# Exercise input
↓

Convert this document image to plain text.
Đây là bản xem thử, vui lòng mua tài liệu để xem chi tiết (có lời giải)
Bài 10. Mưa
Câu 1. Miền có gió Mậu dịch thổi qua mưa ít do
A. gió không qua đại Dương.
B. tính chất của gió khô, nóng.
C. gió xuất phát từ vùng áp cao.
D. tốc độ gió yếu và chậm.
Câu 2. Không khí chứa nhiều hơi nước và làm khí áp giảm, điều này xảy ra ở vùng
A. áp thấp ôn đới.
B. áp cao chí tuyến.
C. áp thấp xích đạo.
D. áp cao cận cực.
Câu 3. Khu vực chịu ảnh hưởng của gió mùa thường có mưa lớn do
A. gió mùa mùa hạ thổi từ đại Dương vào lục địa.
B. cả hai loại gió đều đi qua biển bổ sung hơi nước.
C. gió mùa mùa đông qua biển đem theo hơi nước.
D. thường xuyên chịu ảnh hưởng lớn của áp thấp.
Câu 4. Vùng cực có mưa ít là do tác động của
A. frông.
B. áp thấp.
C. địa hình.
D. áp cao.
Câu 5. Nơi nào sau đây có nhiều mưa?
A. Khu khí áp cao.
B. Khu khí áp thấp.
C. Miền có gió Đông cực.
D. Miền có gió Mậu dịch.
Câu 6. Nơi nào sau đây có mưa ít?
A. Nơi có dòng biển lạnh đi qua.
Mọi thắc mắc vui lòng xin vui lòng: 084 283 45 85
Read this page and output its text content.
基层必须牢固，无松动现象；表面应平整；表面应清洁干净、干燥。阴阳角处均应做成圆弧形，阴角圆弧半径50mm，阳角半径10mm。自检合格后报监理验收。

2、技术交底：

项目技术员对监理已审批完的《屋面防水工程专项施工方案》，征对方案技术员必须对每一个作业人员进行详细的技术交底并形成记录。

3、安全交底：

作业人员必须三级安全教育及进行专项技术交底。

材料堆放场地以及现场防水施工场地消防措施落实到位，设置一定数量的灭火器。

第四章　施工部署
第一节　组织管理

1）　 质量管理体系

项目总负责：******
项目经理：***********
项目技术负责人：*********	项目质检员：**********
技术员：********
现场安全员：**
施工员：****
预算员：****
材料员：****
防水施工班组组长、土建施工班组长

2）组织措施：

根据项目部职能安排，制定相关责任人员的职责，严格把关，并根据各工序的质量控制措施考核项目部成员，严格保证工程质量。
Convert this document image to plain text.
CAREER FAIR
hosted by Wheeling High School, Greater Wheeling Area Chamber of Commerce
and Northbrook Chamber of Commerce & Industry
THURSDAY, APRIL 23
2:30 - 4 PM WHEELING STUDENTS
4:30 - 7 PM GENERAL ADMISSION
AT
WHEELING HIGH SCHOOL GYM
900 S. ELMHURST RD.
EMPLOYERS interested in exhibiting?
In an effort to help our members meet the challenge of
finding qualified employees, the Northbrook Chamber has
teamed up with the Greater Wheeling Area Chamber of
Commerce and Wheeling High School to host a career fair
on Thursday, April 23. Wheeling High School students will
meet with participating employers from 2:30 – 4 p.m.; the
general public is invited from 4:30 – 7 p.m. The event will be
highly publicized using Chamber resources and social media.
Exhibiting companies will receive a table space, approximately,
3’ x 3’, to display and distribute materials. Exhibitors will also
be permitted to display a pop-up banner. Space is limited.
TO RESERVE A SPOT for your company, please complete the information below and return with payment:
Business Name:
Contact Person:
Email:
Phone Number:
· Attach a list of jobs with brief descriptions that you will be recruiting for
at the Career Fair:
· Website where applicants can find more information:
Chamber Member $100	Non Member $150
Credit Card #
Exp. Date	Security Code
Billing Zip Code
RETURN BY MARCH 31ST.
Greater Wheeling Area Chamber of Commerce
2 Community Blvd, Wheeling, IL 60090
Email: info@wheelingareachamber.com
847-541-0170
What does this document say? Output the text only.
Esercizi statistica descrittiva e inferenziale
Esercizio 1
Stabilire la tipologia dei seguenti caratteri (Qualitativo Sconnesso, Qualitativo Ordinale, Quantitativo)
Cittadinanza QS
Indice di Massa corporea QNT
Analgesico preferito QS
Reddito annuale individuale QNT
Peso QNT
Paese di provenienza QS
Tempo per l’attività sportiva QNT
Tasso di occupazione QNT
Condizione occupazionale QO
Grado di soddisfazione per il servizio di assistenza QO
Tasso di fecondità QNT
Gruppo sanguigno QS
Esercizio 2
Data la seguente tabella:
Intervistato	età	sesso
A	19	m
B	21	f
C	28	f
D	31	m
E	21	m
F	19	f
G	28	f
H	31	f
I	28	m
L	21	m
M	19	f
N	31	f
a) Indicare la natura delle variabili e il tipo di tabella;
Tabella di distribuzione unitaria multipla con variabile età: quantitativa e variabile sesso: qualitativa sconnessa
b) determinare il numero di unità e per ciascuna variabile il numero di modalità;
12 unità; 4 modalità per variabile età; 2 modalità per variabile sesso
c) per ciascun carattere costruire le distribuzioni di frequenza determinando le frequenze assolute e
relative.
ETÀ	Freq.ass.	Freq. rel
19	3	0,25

↑

# Challenge
Return the listing above in full, character for character.

# Complete response
Convert this document image to plain text.
Đây là bản xem thử, vui lòng mua tài liệu để xem chi tiết (có lời giải)
Bài 10. Mưa
Câu 1. Miền có gió Mậu dịch thổi qua mưa ít do
A. gió không qua đại Dương.
B. tính chất của gió khô, nóng.
C. gió xuất phát từ vùng áp cao.
D. tốc độ gió yếu và chậm.
Câu 2. Không khí chứa nhiều hơi nước và làm khí áp giảm, điều này xảy ra ở vùng
A. áp thấp ôn đới.
B. áp cao chí tuyến.
C. áp thấp xích đạo.
D. áp cao cận cực.
Câu 3. Khu vực chịu ảnh hưởng của gió mùa thường có mưa lớn do
A. gió mùa mùa hạ thổi từ đại Dương vào lục địa.
B. cả hai loại gió đều đi qua biển bổ sung hơi nước.
C. gió mùa mùa đông qua biển đem theo hơi nước.
D. thường xuyên chịu ảnh hưởng lớn của áp thấp.
Câu 4. Vùng cực có mưa ít là do tác động của
A. frông.
B. áp thấp.
C. địa hình.
D. áp cao.
Câu 5. Nơi nào sau đây có nhiều mưa?
A. Khu khí áp cao.
B. Khu khí áp thấp.
C. Miền có gió Đông cực.
D. Miền có gió Mậu dịch.
Câu 6. Nơi nào sau đây có mưa ít?
A. Nơi có dòng biển lạnh đi qua.
Mọi thắc mắc vui lòng xin vui lòng: 084 283 45 85
Read this page and output its text content.
基层必须牢固，无松动现象；表面应平整；表面应清洁干净、干燥。阴阳角处均应做成圆弧形，阴角圆弧半径50mm，阳角半径10mm。自检合格后报监理验收。

2、技术交底：

项目技术员对监理已审批完的《屋面防水工程专项施工方案》，征对方案技术员必须对每一个作业人员进行详细的技术交底并形成记录。

3、安全交底：

作业人员必须三级安全教育及进行专项技术交底。

材料堆放场地以及现场防水施工场地消防措施落实到位，设置一定数量的灭火器。

第四章　施工部署
第一节　组织管理

1）　 质量管理体系

项目总负责：******
项目经理：***********
项目技术负责人：*********	项目质检员：**********
技术员：********
现场安全员：**
施工员：****
预算员：****
材料员：****
防水施工班组组长、土建施工班组长

2）组织措施：

根据项目部职能安排，制定相关责任人员的职责，严格把关，并根据各工序的质量控制措施考核项目部成员，严格保证工程质量。
Convert this document image to plain text.
CAREER FAIR
hosted by Wheeling High School, Greater Wheeling Area Chamber of Commerce
and Northbrook Chamber of Commerce & Industry
THURSDAY, APRIL 23
2:30 - 4 PM WHEELING STUDENTS
4:30 - 7 PM GENERAL ADMISSION
AT
WHEELING HIGH SCHOOL GYM
900 S. ELMHURST RD.
EMPLOYERS interested in exhibiting?
In an effort to help our members meet the challenge of
finding qualified employees, the Northbrook Chamber has
teamed up with the Greater Wheeling Area Chamber of
Commerce and Wheeling High School to host a career fair
on Thursday, April 23. Wheeling High School students will
meet with participating employers from 2:30 – 4 p.m.; the
general public is invited from 4:30 – 7 p.m. The event will be
highly publicized using Chamber resources and social media.
Exhibiting companies will receive a table space, approximately,
3’ x 3’, to display and distribute materials. Exhibitors will also
be permitted to display a pop-up banner. Space is limited.
TO RESERVE A SPOT for your company, please complete the information below and return with payment:
Business Name:
Contact Person:
Email:
Phone Number:
· Attach a list of jobs with brief descriptions that you will be recruiting for
at the Career Fair:
· Website where applicants can find more information:
Chamber Member $100	Non Member $150
Credit Card #
Exp. Date	Security Code
Billing Zip Code
RETURN BY MARCH 31ST.
Greater Wheeling Area Chamber of Commerce
2 Community Blvd, Wheeling, IL 60090
Email: info@wheelingareachamber.com
847-541-0170
What does this document say? Output the text only.
Esercizi statistica descrittiva e inferenziale
Esercizio 1
Stabilire la tipologia dei seguenti caratteri (Qualitativo Sconnesso, Qualitativo Ordinale, Quantitativo)
Cittadinanza QS
Indice di Massa corporea QNT
Analgesico preferito QS
Reddito annuale individuale QNT
Peso QNT
Paese di provenienza QS
Tempo per l’attività sportiva QNT
Tasso di occupazione QNT
Condizione occupazionale QO
Grado di soddisfazione per il servizio di assistenza QO
Tasso di fecondità QNT
Gruppo sanguigno QS
Esercizio 2
Data la seguente tabella:
Intervistato	età	sesso
A	19	m
B	21	f
C	28	f
D	31	m
E	21	m
F	19	f
G	28	f
H	31	f
I	28	m
L	21	m
M	19	f
N	31	f
a) Indicare la natura delle variabili e il tipo di tabella;
Tabella di distribuzione unitaria multipla con variabile età: quantitativa e variabile sesso: qualitativa sconnessa
b) determinare il numero di unità e per ciascuna variabile il numero di modalità;
12 unità; 4 modalità per variabile età; 2 modalità per variabile sesso
c) per ciascun carattere costruire le distribuzioni di frequenza determinando le frequenze assolute e
relative.
ETÀ	Freq.ass.	Freq. rel
19	3	0,25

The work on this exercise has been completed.